> _Aim_:
Below is a listing; reproduce each line of it exactly.

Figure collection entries
** begin **
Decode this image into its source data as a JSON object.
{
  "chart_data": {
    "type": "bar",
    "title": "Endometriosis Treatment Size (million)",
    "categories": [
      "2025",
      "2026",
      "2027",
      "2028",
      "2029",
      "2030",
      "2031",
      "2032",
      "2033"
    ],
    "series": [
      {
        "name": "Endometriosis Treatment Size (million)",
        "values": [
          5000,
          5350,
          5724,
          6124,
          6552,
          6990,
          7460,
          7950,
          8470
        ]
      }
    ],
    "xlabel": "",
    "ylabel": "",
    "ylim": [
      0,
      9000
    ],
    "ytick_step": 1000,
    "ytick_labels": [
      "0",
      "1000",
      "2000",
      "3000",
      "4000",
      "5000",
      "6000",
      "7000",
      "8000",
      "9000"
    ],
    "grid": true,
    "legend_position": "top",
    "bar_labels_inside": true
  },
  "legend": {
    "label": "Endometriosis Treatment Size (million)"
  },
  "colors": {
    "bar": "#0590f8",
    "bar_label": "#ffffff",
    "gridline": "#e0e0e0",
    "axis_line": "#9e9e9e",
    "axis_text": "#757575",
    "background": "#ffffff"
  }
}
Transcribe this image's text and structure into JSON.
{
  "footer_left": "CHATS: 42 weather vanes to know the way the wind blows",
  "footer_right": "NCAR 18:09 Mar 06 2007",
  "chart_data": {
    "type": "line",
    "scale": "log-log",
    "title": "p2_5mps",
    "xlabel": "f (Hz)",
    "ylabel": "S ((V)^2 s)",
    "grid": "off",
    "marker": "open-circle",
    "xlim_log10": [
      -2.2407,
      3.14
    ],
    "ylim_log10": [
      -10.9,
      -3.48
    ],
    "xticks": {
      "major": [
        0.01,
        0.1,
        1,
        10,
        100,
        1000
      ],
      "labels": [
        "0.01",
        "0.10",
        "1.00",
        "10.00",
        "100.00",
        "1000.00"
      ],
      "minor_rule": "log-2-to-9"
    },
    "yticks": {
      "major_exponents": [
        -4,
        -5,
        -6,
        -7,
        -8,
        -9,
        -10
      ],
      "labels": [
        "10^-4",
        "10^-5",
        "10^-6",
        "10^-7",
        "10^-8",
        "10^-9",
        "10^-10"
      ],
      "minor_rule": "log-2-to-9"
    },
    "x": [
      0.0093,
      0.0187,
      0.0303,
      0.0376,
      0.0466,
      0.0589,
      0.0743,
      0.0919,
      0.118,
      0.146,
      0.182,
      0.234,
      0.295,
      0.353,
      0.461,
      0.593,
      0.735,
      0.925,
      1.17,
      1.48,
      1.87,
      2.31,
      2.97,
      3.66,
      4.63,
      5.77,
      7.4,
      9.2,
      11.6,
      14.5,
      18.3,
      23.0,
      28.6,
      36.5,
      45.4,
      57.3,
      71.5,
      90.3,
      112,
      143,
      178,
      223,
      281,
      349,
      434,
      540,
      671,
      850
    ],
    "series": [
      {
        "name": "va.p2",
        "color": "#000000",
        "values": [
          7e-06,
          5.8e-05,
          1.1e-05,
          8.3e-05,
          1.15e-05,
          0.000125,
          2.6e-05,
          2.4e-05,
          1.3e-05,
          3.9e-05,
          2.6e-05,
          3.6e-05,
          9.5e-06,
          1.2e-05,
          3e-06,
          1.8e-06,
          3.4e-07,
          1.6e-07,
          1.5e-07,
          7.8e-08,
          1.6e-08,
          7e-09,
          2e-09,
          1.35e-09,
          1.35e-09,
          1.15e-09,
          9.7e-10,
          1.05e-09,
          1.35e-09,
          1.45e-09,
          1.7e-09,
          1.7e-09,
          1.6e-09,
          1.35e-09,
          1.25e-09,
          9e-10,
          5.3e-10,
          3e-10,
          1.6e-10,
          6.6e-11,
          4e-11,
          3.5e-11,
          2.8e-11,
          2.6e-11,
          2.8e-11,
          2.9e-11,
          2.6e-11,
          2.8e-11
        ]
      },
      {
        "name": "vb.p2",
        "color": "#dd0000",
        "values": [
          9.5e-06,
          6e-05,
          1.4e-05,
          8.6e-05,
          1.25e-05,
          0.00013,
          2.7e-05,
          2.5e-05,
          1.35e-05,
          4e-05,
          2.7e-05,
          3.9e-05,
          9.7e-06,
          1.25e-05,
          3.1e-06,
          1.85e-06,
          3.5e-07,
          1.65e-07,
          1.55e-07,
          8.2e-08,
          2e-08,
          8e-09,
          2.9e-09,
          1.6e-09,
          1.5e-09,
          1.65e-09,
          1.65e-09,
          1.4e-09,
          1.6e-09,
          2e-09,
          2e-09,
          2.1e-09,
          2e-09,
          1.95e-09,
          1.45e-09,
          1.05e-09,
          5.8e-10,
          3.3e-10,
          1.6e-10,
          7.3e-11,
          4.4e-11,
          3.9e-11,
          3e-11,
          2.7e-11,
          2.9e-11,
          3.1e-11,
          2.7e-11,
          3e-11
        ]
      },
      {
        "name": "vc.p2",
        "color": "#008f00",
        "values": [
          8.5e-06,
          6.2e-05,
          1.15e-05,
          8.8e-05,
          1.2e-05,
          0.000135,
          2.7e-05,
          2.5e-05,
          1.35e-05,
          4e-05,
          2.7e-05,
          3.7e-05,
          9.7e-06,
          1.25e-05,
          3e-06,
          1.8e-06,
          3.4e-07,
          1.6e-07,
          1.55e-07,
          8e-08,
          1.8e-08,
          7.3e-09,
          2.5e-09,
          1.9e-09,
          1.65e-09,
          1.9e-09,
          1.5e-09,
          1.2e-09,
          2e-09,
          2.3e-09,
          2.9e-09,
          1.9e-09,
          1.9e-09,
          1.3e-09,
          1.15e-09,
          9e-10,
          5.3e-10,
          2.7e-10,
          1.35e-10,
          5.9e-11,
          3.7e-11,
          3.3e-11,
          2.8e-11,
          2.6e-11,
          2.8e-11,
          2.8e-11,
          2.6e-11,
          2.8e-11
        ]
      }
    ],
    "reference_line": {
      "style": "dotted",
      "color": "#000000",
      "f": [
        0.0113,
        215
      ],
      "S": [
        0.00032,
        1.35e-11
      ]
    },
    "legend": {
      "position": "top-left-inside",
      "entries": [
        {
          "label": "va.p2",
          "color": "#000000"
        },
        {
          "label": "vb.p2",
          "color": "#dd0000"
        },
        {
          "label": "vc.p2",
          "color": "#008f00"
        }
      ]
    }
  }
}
** end **
> _Answer for this exercise_:
Decode this image into its source data as a JSON object.
{
  "chart_data": {
    "type": "bar",
    "title": "Endometriosis Treatment Size (million)",
    "categories": [
      "2025",
      "2026",
      "2027",
      "2028",
      "2029",
      "2030",
      "2031",
      "2032",
      "2033"
    ],
    "series": [
      {
        "name": "Endometriosis Treatment Size (million)",
        "values": [
          5000,
          5350,
          5724,
          6124,
          6552,
          6990,
          7460,
          7950,
          8470
        ]
      }
    ],
    "xlabel": "",
    "ylabel": "",
    "ylim": [
      0,
      9000
    ],
    "ytick_step": 1000,
    "ytick_labels": [
      "0",
      "1000",
      "2000",
      "3000",
      "4000",
      "5000",
      "6000",
      "7000",
      "8000",
      "9000"
    ],
    "grid": true,
    "legend_position": "top",
    "bar_labels_inside": true
  },
  "legend": {
    "label": "Endometriosis Treatment Size (million)"
  },
  "colors": {
    "bar": "#0590f8",
    "bar_label": "#ffffff",
    "gridline": "#e0e0e0",
    "axis_line": "#9e9e9e",
    "axis_text": "#757575",
    "background": "#ffffff"
  }
}
Transcribe this image's text and structure into JSON.
{
  "footer_left": "CHATS: 42 weather vanes to know the way the wind blows",
  "footer_right": "NCAR 18:09 Mar 06 2007",
  "chart_data": {
    "type": "line",
    "scale": "log-log",
    "title": "p2_5mps",
    "xlabel": "f (Hz)",
    "ylabel": "S ((V)^2 s)",
    "grid": "off",
    "marker": "open-circle",
    "xlim_log10": [
      -2.2407,
      3.14
    ],
    "ylim_log10": [
      -10.9,
      -3.48
    ],
    "xticks": {
      "major": [
        0.01,
        0.1,
        1,
        10,
        100,
        1000
      ],
      "labels": [
        "0.01",
        "0.10",
        "1.00",
        "10.00",
        "100.00",
        "1000.00"
      ],
      "minor_rule": "log-2-to-9"
    },
    "yticks": {
      "major_exponents": [
        -4,
        -5,
        -6,
        -7,
        -8,
        -9,
        -10
      ],
      "labels": [
        "10^-4",
        "10^-5",
        "10^-6",
        "10^-7",
        "10^-8",
        "10^-9",
        "10^-10"
      ],
      "minor_rule": "log-2-to-9"
    },
    "x": [
      0.0093,
      0.0187,
      0.0303,
      0.0376,
      0.0466,
      0.0589,
      0.0743,
      0.0919,
      0.118,
      0.146,
      0.182,
      0.234,
      0.295,
      0.353,
      0.461,
      0.593,
      0.735,
      0.925,
      1.17,
      1.48,
      1.87,
      2.31,
      2.97,
      3.66,
      4.63,
      5.77,
      7.4,
      9.2,
      11.6,
      14.5,
      18.3,
      23.0,
      28.6,
      36.5,
      45.4,
      57.3,
      71.5,
      90.3,
      112,
      143,
      178,
      223,
      281,
      349,
      434,
      540,
      671,
      850
    ],
    "series": [
      {
        "name": "va.p2",
        "color": "#000000",
        "values": [
          7e-06,
          5.8e-05,
          1.1e-05,
          8.3e-05,
          1.15e-05,
          0.000125,
          2.6e-05,
          2.4e-05,
          1.3e-05,
          3.9e-05,
          2.6e-05,
          3.6e-05,
          9.5e-06,
          1.2e-05,
          3e-06,
          1.8e-06,
          3.4e-07,
          1.6e-07,
          1.5e-07,
          7.8e-08,
          1.6e-08,
          7e-09,
          2e-09,
          1.35e-09,
          1.35e-09,
          1.15e-09,
          9.7e-10,
          1.05e-09,
          1.35e-09,
          1.45e-09,
          1.7e-09,
          1.7e-09,
          1.6e-09,
          1.35e-09,
          1.25e-09,
          9e-10,
          5.3e-10,
          3e-10,
          1.6e-10,
          6.6e-11,
          4e-11,
          3.5e-11,
          2.8e-11,
          2.6e-11,
          2.8e-11,
          2.9e-11,
          2.6e-11,
          2.8e-11
        ]
      },
      {
        "name": "vb.p2",
        "color": "#dd0000",
        "values": [
          9.5e-06,
          6e-05,
          1.4e-05,
          8.6e-05,
          1.25e-05,
          0.00013,
          2.7e-05,
          2.5e-05,
          1.35e-05,
          4e-05,
          2.7e-05,
          3.9e-05,
          9.7e-06,
          1.25e-05,
          3.1e-06,
          1.85e-06,
          3.5e-07,
          1.65e-07,
          1.55e-07,
          8.2e-08,
          2e-08,
          8e-09,
          2.9e-09,
          1.6e-09,
          1.5e-09,
          1.65e-09,
          1.65e-09,
          1.4e-09,
          1.6e-09,
          2e-09,
          2e-09,
          2.1e-09,
          2e-09,
          1.95e-09,
          1.45e-09,
          1.05e-09,
          5.8e-10,
          3.3e-10,
          1.6e-10,
          7.3e-11,
          4.4e-11,
          3.9e-11,
          3e-11,
          2.7e-11,
          2.9e-11,
          3.1e-11,
          2.7e-11,
          3e-11
        ]
      },
      {
        "name": "vc.p2",
        "color": "#008f00",
        "values": [
          8.5e-06,
          6.2e-05,
          1.15e-05,
          8.8e-05,
          1.2e-05,
          0.000135,
          2.7e-05,
          2.5e-05,
          1.35e-05,
          4e-05,
          2.7e-05,
          3.7e-05,
          9.7e-06,
          1.25e-05,
          3e-06,
          1.8e-06,
          3.4e-07,
          1.6e-07,
          1.55e-07,
          8e-08,
          1.8e-08,
          7.3e-09,
          2.5e-09,
          1.9e-09,
          1.65e-09,
          1.9e-09,
          1.5e-09,
          1.2e-09,
          2e-09,
          2.3e-09,
          2.9e-09,
          1.9e-09,
          1.9e-09,
          1.3e-09,
          1.15e-09,
          9e-10,
          5.3e-10,
          2.7e-10,
          1.35e-10,
          5.9e-11,
          3.7e-11,
          3.3e-11,
          2.8e-11,
          2.6e-11,
          2.8e-11,
          2.8e-11,
          2.6e-11,
          2.8e-11
        ]
      }
    ],
    "reference_line": {
      "style": "dotted",
      "color": "#000000",
      "f": [
        0.0113,
        215
      ],
      "S": [
        0.00032,
        1.35e-11
      ]
    },
    "legend": {
      "position": "top-left-inside",
      "entries": [
        {
          "label": "va.p2",
          "color": "#000000"
        },
        {
          "label": "vb.p2",
          "color": "#dd0000"
        },
        {
          "label": "vc.p2",
          "color": "#008f00"
        }
      ]
    }
  }
}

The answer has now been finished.